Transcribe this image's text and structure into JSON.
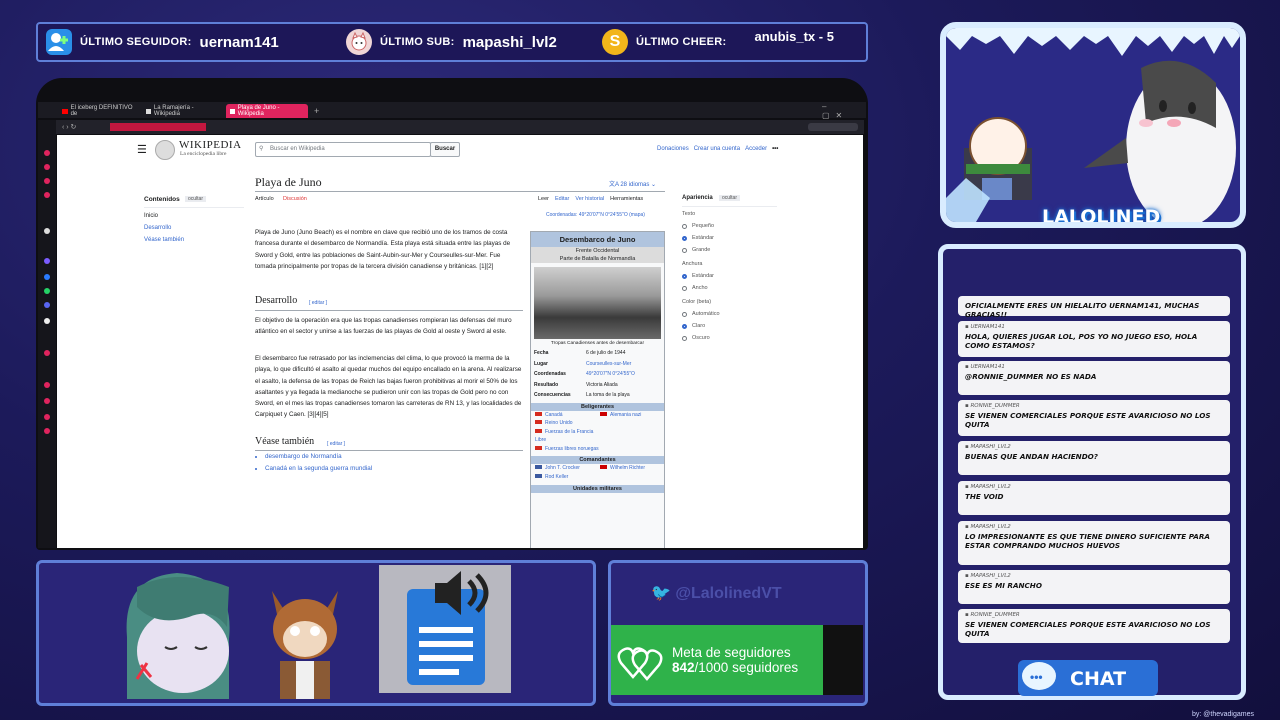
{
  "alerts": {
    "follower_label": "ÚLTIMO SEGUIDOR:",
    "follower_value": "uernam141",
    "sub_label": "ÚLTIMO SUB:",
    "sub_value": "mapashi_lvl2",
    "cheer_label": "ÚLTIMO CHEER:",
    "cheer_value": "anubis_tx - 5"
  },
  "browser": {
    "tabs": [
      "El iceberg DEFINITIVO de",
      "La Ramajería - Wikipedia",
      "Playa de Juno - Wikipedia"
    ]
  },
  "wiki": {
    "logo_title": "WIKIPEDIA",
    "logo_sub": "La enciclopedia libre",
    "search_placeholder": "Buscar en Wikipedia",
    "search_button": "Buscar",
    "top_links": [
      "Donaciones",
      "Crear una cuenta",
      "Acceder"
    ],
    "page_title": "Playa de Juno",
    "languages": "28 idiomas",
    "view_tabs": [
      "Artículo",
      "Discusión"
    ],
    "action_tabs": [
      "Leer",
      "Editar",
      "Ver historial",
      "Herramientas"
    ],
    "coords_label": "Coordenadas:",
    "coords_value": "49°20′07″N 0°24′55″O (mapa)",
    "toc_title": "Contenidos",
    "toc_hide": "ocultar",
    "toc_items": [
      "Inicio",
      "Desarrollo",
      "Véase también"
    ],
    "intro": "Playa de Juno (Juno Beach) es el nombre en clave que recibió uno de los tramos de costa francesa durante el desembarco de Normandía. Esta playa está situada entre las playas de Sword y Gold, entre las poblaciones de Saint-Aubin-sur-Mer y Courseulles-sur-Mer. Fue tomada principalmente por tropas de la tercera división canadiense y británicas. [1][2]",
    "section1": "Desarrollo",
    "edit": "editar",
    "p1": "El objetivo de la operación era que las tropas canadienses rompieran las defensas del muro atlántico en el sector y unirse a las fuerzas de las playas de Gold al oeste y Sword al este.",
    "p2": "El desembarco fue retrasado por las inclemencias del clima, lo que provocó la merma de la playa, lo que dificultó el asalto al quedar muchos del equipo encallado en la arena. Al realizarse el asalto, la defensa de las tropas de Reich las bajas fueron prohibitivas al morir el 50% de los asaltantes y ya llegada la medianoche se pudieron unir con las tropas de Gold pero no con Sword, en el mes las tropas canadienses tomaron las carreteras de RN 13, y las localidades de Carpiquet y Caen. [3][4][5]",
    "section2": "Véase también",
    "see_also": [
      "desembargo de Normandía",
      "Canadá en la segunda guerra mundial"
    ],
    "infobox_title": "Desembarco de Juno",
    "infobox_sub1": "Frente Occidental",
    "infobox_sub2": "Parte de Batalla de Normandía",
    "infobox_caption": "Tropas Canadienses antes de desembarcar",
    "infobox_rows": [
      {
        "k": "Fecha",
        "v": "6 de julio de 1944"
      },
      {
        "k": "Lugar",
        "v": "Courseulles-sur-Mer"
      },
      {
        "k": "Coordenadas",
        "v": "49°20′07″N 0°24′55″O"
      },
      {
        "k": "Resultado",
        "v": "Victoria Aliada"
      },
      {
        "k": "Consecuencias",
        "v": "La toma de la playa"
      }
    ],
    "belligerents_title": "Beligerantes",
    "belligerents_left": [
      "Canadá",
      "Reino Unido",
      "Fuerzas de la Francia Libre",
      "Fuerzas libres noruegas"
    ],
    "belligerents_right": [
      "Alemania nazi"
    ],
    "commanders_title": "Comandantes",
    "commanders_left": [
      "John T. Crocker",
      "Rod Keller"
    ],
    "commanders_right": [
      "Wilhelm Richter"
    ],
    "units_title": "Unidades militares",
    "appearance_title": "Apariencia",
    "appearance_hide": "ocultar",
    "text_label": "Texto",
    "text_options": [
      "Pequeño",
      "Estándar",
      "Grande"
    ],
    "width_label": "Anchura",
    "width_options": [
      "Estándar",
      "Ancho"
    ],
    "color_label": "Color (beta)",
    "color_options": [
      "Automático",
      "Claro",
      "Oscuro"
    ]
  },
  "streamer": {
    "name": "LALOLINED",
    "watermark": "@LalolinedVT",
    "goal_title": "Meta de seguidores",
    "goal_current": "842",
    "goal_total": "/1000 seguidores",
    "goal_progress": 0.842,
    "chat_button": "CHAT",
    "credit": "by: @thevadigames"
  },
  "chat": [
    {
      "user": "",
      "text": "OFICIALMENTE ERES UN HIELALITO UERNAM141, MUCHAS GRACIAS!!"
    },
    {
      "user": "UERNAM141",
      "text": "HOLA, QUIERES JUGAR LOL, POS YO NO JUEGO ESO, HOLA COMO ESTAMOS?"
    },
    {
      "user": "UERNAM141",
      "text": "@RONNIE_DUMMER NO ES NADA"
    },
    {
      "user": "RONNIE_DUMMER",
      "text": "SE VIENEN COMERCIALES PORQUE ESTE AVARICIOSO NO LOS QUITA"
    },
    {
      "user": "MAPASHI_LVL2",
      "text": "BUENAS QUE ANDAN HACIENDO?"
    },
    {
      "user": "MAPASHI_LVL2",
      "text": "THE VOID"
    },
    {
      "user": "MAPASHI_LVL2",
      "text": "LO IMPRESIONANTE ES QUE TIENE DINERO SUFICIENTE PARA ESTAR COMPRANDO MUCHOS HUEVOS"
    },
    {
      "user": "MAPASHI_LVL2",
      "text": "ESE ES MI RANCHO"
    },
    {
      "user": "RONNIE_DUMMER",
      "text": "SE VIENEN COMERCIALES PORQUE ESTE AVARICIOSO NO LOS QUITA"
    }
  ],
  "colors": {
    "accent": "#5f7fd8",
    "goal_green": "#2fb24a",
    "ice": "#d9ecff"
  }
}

++++++++++

● The exercise
Set down every record once more, word for word, without pictures.

● Response to the exercise
Transcribe this image's text and structure into JSON.
{
  "alerts": {
    "follower_label": "ÚLTIMO SEGUIDOR:",
    "follower_value": "uernam141",
    "sub_label": "ÚLTIMO SUB:",
    "sub_value": "mapashi_lvl2",
    "cheer_label": "ÚLTIMO CHEER:",
    "cheer_value": "anubis_tx - 5"
  },
  "browser": {
    "tabs": [
      "El iceberg DEFINITIVO de",
      "La Ramajería - Wikipedia",
      "Playa de Juno - Wikipedia"
    ]
  },
  "wiki": {
    "logo_title": "WIKIPEDIA",
    "logo_sub": "La enciclopedia libre",
    "search_placeholder": "Buscar en Wikipedia",
    "search_button": "Buscar",
    "top_links": [
      "Donaciones",
      "Crear una cuenta",
      "Acceder"
    ],
    "page_title": "Playa de Juno",
    "languages": "28 idiomas",
    "view_tabs": [
      "Artículo",
      "Discusión"
    ],
    "action_tabs": [
      "Leer",
      "Editar",
      "Ver historial",
      "Herramientas"
    ],
    "coords_label": "Coordenadas:",
    "coords_value": "49°20′07″N 0°24′55″O (mapa)",
    "toc_title": "Contenidos",
    "toc_hide": "ocultar",
    "toc_items": [
      "Inicio",
      "Desarrollo",
      "Véase también"
    ],
    "intro": "Playa de Juno (Juno Beach) es el nombre en clave que recibió uno de los tramos de costa francesa durante el desembarco de Normandía. Esta playa está situada entre las playas de Sword y Gold, entre las poblaciones de Saint-Aubin-sur-Mer y Courseulles-sur-Mer. Fue tomada principalmente por tropas de la tercera división canadiense y británicas. [1][2]",
    "section1": "Desarrollo",
    "edit": "editar",
    "p1": "El objetivo de la operación era que las tropas canadienses rompieran las defensas del muro atlántico en el sector y unirse a las fuerzas de las playas de Gold al oeste y Sword al este.",
    "p2": "El desembarco fue retrasado por las inclemencias del clima, lo que provocó la merma de la playa, lo que dificultó el asalto al quedar muchos del equipo encallado en la arena. Al realizarse el asalto, la defensa de las tropas de Reich las bajas fueron prohibitivas al morir el 50% de los asaltantes y ya llegada la medianoche se pudieron unir con las tropas de Gold pero no con Sword, en el mes las tropas canadienses tomaron las carreteras de RN 13, y las localidades de Carpiquet y Caen. [3][4][5]",
    "section2": "Véase también",
    "see_also": [
      "desembargo de Normandía",
      "Canadá en la segunda guerra mundial"
    ],
    "infobox_title": "Desembarco de Juno",
    "infobox_sub1": "Frente Occidental",
    "infobox_sub2": "Parte de Batalla de Normandía",
    "infobox_caption": "Tropas Canadienses antes de desembarcar",
    "infobox_rows": [
      {
        "k": "Fecha",
        "v": "6 de julio de 1944"
      },
      {
        "k": "Lugar",
        "v": "Courseulles-sur-Mer"
      },
      {
        "k": "Coordenadas",
        "v": "49°20′07″N 0°24′55″O"
      },
      {
        "k": "Resultado",
        "v": "Victoria Aliada"
      },
      {
        "k": "Consecuencias",
        "v": "La toma de la playa"
      }
    ],
    "belligerents_title": "Beligerantes",
    "belligerents_left": [
      "Canadá",
      "Reino Unido",
      "Fuerzas de la Francia Libre",
      "Fuerzas libres noruegas"
    ],
    "belligerents_right": [
      "Alemania nazi"
    ],
    "commanders_title": "Comandantes",
    "commanders_left": [
      "John T. Crocker",
      "Rod Keller"
    ],
    "commanders_right": [
      "Wilhelm Richter"
    ],
    "units_title": "Unidades militares",
    "appearance_title": "Apariencia",
    "appearance_hide": "ocultar",
    "text_label": "Texto",
    "text_options": [
      "Pequeño",
      "Estándar",
      "Grande"
    ],
    "width_label": "Anchura",
    "width_options": [
      "Estándar",
      "Ancho"
    ],
    "color_label": "Color (beta)",
    "color_options": [
      "Automático",
      "Claro",
      "Oscuro"
    ]
  },
  "streamer": {
    "name": "LALOLINED",
    "watermark": "@LalolinedVT",
    "goal_title": "Meta de seguidores",
    "goal_current": "842",
    "goal_total": "/1000 seguidores",
    "goal_progress": 0.842,
    "chat_button": "CHAT",
    "credit": "by: @thevadigames"
  },
  "chat": [
    {
      "user": "",
      "text": "OFICIALMENTE ERES UN HIELALITO UERNAM141, MUCHAS GRACIAS!!"
    },
    {
      "user": "UERNAM141",
      "text": "HOLA, QUIERES JUGAR LOL, POS YO NO JUEGO ESO, HOLA COMO ESTAMOS?"
    },
    {
      "user": "UERNAM141",
      "text": "@RONNIE_DUMMER NO ES NADA"
    },
    {
      "user": "RONNIE_DUMMER",
      "text": "SE VIENEN COMERCIALES PORQUE ESTE AVARICIOSO NO LOS QUITA"
    },
    {
      "user": "MAPASHI_LVL2",
      "text": "BUENAS QUE ANDAN HACIENDO?"
    },
    {
      "user": "MAPASHI_LVL2",
      "text": "THE VOID"
    },
    {
      "user": "MAPASHI_LVL2",
      "text": "LO IMPRESIONANTE ES QUE TIENE DINERO SUFICIENTE PARA ESTAR COMPRANDO MUCHOS HUEVOS"
    },
    {
      "user": "MAPASHI_LVL2",
      "text": "ESE ES MI RANCHO"
    },
    {
      "user": "RONNIE_DUMMER",
      "text": "SE VIENEN COMERCIALES PORQUE ESTE AVARICIOSO NO LOS QUITA"
    }
  ],
  "colors": {
    "accent": "#5f7fd8",
    "goal_green": "#2fb24a",
    "ice": "#d9ecff"
  }
}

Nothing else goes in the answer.